Stored records:
+---+
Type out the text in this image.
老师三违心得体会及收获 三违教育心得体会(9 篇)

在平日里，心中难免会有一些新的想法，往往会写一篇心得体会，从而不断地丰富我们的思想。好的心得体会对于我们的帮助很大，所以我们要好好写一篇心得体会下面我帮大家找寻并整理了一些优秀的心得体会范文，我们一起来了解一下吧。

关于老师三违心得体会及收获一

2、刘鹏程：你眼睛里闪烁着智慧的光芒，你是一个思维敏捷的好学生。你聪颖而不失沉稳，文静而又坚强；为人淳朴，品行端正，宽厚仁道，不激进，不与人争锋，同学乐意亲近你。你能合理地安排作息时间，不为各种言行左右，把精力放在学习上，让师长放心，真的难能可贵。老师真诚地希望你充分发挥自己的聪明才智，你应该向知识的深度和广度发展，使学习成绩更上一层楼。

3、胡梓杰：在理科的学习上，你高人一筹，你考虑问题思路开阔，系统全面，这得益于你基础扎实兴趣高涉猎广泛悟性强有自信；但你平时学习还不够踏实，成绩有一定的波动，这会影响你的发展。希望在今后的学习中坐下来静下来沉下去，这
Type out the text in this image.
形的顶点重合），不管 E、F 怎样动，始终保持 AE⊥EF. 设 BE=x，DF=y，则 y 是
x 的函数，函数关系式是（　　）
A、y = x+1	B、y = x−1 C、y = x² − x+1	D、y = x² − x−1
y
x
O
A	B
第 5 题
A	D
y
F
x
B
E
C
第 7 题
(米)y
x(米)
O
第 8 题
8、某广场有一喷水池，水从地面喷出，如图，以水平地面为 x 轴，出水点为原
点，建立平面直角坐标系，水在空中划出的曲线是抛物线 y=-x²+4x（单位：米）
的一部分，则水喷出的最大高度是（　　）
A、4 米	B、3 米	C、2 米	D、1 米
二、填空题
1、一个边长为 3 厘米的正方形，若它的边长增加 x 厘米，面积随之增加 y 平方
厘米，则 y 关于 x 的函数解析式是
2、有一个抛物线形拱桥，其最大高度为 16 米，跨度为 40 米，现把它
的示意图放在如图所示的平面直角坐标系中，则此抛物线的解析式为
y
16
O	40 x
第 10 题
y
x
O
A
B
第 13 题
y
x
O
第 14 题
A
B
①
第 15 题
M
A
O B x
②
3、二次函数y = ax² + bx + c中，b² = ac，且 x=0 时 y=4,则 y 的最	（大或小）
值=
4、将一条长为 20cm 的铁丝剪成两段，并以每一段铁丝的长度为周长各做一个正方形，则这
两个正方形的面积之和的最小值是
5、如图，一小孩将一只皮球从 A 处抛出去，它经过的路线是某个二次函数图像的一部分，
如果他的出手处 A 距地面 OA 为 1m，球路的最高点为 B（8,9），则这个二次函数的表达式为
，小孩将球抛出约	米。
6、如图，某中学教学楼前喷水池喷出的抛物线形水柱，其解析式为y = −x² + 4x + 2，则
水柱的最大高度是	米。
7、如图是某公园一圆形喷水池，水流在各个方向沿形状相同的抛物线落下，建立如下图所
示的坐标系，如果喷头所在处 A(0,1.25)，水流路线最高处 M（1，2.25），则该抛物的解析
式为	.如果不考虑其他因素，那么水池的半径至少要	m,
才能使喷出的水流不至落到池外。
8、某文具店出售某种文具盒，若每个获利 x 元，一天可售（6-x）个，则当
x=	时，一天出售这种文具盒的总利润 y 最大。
+---+
## Exercise goal
Give the listing again, word for word.

## Task output
Type out the text in this image.
老师三违心得体会及收获 三违教育心得体会(9 篇)

在平日里，心中难免会有一些新的想法，往往会写一篇心得体会，从而不断地丰富我们的思想。好的心得体会对于我们的帮助很大，所以我们要好好写一篇心得体会下面我帮大家找寻并整理了一些优秀的心得体会范文，我们一起来了解一下吧。

关于老师三违心得体会及收获一

2、刘鹏程：你眼睛里闪烁着智慧的光芒，你是一个思维敏捷的好学生。你聪颖而不失沉稳，文静而又坚强；为人淳朴，品行端正，宽厚仁道，不激进，不与人争锋，同学乐意亲近你。你能合理地安排作息时间，不为各种言行左右，把精力放在学习上，让师长放心，真的难能可贵。老师真诚地希望你充分发挥自己的聪明才智，你应该向知识的深度和广度发展，使学习成绩更上一层楼。

3、胡梓杰：在理科的学习上，你高人一筹，你考虑问题思路开阔，系统全面，这得益于你基础扎实兴趣高涉猎广泛悟性强有自信；但你平时学习还不够踏实，成绩有一定的波动，这会影响你的发展。希望在今后的学习中坐下来静下来沉下去，这
Type out the text in this image.
形的顶点重合），不管 E、F 怎样动，始终保持 AE⊥EF. 设 BE=x，DF=y，则 y 是
x 的函数，函数关系式是（　　）
A、y = x+1	B、y = x−1 C、y = x² − x+1	D、y = x² − x−1
y
x
O
A	B
第 5 题
A	D
y
F
x
B
E
C
第 7 题
(米)y
x(米)
O
第 8 题
8、某广场有一喷水池，水从地面喷出，如图，以水平地面为 x 轴，出水点为原
点，建立平面直角坐标系，水在空中划出的曲线是抛物线 y=-x²+4x（单位：米）
的一部分，则水喷出的最大高度是（　　）
A、4 米	B、3 米	C、2 米	D、1 米
二、填空题
1、一个边长为 3 厘米的正方形，若它的边长增加 x 厘米，面积随之增加 y 平方
厘米，则 y 关于 x 的函数解析式是
2、有一个抛物线形拱桥，其最大高度为 16 米，跨度为 40 米，现把它
的示意图放在如图所示的平面直角坐标系中，则此抛物线的解析式为
y
16
O	40 x
第 10 题
y
x
O
A
B
第 13 题
y
x
O
第 14 题
A
B
①
第 15 题
M
A
O B x
②
3、二次函数y = ax² + bx + c中，b² = ac，且 x=0 时 y=4,则 y 的最	（大或小）
值=
4、将一条长为 20cm 的铁丝剪成两段，并以每一段铁丝的长度为周长各做一个正方形，则这
两个正方形的面积之和的最小值是
5、如图，一小孩将一只皮球从 A 处抛出去，它经过的路线是某个二次函数图像的一部分，
如果他的出手处 A 距地面 OA 为 1m，球路的最高点为 B（8,9），则这个二次函数的表达式为
，小孩将球抛出约	米。
6、如图，某中学教学楼前喷水池喷出的抛物线形水柱，其解析式为y = −x² + 4x + 2，则
水柱的最大高度是	米。
7、如图是某公园一圆形喷水池，水流在各个方向沿形状相同的抛物线落下，建立如下图所
示的坐标系，如果喷头所在处 A(0,1.25)，水流路线最高处 M（1，2.25），则该抛物的解析
式为	.如果不考虑其他因素，那么水池的半径至少要	m,
才能使喷出的水流不至落到池外。
8、某文具店出售某种文具盒，若每个获利 x 元，一天可售（6-x）个，则当
x=	时，一天出售这种文具盒的总利润 y 最大。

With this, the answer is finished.